## BEGIN

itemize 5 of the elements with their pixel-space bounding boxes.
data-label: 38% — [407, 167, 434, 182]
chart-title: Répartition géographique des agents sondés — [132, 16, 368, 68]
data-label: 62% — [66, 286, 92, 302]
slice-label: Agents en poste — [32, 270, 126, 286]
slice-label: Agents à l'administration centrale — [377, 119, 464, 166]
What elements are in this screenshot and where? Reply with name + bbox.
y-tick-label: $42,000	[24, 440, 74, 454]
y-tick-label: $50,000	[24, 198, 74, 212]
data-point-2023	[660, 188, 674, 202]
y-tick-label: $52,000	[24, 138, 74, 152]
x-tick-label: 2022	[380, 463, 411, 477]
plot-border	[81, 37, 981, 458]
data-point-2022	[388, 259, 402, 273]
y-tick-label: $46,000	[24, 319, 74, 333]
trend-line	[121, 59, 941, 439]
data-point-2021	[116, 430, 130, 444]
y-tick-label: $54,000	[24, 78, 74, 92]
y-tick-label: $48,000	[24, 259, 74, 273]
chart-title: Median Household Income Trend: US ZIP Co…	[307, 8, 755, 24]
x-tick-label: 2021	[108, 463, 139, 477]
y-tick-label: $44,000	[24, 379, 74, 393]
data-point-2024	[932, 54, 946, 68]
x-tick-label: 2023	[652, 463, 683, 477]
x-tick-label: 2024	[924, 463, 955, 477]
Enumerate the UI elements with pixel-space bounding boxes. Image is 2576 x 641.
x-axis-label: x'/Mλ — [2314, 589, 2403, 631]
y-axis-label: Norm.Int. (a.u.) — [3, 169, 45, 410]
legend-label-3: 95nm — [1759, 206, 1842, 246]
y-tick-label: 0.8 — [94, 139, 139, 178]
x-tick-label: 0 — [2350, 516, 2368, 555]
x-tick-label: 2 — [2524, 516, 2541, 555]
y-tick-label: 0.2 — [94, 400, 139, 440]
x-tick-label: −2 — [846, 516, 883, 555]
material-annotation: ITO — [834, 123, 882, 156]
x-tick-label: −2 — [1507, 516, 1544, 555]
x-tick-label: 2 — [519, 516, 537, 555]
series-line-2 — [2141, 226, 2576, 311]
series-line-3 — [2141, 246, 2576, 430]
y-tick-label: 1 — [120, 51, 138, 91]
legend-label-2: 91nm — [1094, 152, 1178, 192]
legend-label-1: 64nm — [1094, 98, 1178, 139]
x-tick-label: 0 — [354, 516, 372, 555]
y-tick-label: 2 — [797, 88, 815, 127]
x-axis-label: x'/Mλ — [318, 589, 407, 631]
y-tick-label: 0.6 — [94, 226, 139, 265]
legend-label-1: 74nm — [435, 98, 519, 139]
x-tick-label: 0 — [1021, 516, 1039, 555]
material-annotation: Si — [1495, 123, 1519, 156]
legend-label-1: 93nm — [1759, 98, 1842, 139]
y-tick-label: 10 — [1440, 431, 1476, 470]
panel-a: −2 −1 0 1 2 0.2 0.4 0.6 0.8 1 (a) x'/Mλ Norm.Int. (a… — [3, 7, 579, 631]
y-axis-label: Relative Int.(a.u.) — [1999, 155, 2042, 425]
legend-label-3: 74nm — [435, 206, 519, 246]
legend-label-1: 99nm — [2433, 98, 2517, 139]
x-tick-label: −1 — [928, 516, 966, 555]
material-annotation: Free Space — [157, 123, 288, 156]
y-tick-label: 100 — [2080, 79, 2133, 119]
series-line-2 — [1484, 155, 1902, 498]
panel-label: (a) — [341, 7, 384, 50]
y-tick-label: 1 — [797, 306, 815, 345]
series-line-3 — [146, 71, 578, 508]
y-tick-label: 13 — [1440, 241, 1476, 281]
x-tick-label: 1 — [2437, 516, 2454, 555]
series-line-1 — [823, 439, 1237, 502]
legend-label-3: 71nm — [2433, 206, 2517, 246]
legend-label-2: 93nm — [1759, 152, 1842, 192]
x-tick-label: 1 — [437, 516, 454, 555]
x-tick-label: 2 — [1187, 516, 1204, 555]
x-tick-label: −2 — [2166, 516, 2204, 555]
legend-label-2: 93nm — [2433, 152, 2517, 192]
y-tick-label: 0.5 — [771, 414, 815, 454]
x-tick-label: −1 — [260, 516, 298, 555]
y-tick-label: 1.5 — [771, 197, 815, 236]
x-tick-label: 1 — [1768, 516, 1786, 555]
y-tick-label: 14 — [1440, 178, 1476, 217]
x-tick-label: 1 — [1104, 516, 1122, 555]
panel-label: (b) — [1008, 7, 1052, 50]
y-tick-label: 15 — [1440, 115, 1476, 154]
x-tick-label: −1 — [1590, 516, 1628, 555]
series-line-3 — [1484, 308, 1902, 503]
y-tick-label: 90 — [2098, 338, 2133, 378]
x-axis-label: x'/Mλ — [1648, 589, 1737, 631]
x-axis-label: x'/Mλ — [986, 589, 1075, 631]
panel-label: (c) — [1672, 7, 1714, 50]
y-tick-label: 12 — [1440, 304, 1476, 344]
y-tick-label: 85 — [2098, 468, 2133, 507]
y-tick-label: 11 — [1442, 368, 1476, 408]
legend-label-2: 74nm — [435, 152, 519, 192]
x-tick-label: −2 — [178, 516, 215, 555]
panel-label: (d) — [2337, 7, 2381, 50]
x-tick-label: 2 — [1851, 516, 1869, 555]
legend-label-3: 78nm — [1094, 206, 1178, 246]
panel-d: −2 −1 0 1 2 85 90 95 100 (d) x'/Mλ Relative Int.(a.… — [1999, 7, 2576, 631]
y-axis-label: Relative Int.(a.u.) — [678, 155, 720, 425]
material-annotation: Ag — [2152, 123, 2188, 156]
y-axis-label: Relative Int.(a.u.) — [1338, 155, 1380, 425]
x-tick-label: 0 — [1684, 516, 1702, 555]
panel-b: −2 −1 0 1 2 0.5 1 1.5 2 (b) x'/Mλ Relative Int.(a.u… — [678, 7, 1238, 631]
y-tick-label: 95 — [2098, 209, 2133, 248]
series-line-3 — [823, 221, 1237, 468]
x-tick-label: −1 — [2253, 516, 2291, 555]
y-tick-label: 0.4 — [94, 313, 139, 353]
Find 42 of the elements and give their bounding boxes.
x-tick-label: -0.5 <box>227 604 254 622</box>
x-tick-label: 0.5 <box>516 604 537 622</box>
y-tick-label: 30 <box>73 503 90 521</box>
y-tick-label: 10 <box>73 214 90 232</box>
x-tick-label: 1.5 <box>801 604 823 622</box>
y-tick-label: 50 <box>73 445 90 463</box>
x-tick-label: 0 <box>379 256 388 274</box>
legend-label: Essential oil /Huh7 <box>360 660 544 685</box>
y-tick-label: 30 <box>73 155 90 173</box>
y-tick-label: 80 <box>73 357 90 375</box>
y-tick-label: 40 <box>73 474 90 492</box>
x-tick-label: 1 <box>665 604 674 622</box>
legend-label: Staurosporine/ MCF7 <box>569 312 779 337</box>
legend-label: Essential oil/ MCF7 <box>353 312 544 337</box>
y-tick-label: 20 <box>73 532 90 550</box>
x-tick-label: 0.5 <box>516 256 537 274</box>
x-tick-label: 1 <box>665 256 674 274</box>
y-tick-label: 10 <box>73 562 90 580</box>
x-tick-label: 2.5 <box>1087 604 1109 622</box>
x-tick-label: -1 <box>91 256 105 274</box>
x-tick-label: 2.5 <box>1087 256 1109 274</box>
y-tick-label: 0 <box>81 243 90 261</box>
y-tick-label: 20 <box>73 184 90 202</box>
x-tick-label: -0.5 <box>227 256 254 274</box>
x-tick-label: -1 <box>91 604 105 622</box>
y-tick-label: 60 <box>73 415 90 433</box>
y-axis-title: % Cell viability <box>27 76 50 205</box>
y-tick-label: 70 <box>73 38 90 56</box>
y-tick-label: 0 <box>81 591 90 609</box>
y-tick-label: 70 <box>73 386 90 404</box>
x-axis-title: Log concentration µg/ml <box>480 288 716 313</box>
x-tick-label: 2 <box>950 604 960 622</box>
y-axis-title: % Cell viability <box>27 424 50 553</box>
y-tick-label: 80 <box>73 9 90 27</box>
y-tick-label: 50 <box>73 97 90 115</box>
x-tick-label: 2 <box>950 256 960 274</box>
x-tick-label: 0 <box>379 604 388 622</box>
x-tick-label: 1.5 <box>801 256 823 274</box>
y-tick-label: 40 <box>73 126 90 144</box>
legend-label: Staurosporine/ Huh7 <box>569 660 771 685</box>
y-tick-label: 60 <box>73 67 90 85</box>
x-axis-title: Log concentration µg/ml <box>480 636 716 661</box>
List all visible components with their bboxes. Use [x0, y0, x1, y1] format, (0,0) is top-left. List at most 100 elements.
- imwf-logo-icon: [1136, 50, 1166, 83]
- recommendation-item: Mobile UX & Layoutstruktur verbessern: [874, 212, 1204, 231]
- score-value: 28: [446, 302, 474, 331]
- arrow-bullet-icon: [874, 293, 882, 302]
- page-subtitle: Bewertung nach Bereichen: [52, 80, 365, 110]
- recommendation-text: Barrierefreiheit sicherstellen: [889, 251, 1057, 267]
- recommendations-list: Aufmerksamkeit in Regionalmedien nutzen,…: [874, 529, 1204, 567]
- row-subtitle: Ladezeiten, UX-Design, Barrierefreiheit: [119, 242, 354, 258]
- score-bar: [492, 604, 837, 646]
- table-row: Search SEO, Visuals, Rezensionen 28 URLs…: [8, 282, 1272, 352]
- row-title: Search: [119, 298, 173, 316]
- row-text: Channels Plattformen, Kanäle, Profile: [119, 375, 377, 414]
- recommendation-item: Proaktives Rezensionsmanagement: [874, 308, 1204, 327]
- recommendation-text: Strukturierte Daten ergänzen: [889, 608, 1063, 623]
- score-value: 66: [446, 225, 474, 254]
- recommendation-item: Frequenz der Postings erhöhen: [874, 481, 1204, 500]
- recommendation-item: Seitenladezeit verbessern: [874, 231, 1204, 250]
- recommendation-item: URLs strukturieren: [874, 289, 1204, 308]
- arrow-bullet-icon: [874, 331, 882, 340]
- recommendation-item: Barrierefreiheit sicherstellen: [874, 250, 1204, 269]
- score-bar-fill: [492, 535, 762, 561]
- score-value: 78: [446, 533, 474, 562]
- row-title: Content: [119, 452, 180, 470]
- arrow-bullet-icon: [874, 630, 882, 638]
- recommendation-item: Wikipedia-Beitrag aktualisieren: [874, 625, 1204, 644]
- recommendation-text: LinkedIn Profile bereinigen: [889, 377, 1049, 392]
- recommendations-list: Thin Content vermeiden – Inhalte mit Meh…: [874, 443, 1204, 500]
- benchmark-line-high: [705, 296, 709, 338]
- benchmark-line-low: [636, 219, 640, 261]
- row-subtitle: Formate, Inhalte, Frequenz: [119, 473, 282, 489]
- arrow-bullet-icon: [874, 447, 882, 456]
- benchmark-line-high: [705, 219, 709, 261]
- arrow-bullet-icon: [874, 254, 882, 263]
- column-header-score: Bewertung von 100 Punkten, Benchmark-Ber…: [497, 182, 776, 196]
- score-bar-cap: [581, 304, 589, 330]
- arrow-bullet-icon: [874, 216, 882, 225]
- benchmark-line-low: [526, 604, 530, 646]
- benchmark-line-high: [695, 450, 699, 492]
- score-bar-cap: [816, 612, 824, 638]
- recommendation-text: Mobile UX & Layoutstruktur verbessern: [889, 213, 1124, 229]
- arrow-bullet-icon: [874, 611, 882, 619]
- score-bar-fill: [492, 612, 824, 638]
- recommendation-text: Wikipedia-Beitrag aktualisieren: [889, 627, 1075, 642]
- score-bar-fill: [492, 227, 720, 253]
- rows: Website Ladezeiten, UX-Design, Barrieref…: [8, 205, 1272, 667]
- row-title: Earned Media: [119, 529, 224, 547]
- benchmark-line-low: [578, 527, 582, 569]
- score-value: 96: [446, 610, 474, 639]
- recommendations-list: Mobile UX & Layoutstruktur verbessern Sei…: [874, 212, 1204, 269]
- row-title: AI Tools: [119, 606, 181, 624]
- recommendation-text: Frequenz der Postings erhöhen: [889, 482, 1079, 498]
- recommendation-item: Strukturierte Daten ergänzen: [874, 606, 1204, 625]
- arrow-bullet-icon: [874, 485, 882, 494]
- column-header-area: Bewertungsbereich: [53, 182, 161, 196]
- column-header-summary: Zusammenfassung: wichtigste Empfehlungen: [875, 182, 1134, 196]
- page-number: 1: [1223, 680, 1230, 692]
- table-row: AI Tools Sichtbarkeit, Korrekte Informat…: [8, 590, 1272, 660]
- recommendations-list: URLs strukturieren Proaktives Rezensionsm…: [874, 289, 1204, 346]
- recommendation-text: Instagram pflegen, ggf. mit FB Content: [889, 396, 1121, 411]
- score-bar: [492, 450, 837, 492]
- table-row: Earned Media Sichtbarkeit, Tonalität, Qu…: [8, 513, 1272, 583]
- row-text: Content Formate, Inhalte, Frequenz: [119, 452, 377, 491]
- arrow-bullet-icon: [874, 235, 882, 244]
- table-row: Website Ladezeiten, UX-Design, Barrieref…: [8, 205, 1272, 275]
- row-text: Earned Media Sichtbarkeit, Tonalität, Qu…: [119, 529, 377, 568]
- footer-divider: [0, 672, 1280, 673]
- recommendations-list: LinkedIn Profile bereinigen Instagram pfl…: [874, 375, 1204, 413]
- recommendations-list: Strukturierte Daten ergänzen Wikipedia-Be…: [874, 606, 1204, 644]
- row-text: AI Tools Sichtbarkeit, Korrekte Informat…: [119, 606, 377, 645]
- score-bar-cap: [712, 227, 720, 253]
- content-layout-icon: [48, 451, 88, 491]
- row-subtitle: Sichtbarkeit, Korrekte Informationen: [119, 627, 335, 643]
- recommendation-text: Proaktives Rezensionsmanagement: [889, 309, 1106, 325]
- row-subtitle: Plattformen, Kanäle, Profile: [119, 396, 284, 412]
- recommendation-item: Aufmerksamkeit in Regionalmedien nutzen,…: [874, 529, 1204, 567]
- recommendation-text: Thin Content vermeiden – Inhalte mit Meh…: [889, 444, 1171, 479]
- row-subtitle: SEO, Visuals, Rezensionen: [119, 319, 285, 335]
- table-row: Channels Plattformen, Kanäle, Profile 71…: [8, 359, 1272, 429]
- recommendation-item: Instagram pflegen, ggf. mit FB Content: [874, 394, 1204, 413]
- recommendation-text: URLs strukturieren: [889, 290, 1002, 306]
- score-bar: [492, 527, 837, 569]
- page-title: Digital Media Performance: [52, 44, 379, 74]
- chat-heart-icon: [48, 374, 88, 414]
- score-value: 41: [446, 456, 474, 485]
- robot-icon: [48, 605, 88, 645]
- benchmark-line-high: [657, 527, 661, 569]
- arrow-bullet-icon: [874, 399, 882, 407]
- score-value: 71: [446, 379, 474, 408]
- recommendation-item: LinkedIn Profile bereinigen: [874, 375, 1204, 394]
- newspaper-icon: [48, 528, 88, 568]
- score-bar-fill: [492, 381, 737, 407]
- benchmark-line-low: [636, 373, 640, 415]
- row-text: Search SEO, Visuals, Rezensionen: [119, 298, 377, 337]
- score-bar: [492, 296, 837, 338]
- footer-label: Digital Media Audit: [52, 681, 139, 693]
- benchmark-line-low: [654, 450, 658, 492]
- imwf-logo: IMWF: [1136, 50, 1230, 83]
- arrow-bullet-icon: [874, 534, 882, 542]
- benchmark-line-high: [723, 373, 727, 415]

## END

→ To do:
Format the records above as a JSON list of strings, one string per line, beginning at the first line and continuing through the line that contains "259, 74, 273]", with both of those lines included. Leave out any blank lines.

→ Final result:
[
  "itemize 5 of the elements with their pixel-space bounding boxes.",
  "data-label: 38% — [407, 167, 434, 182]",
  "chart-title: Répartition géographique des agents sondés — [132, 16, 368, 68]",
  "data-label: 62% — [66, 286, 92, 302]",
  "slice-label: Agents en poste — [32, 270, 126, 286]",
  "slice-label: Agents à l'administration centrale — [377, 119, 464, 166]",
  "What elements are in this screenshot and where? Reply with name + bbox.",
  "y-tick-label: $42,000\t[24, 440, 74, 454]",
  "y-tick-label: $50,000\t[24, 198, 74, 212]",
  "data-point-2023\t[660, 188, 674, 202]",
  "y-tick-label: $52,000\t[24, 138, 74, 152]",
  "x-tick-label: 2022\t[380, 463, 411, 477]",
  "plot-border\t[81, 37, 981, 458]",
  "data-point-2022\t[388, 259, 402, 273]",
  "y-tick-label: $46,000\t[24, 319, 74, 333]",
  "trend-line\t[121, 59, 941, 439]",
  "data-point-2021\t[116, 430, 130, 444]",
  "y-tick-label: $54,000\t[24, 78, 74, 92]",
  "y-tick-label: $48,000\t[24, 259, 74, 273]"
]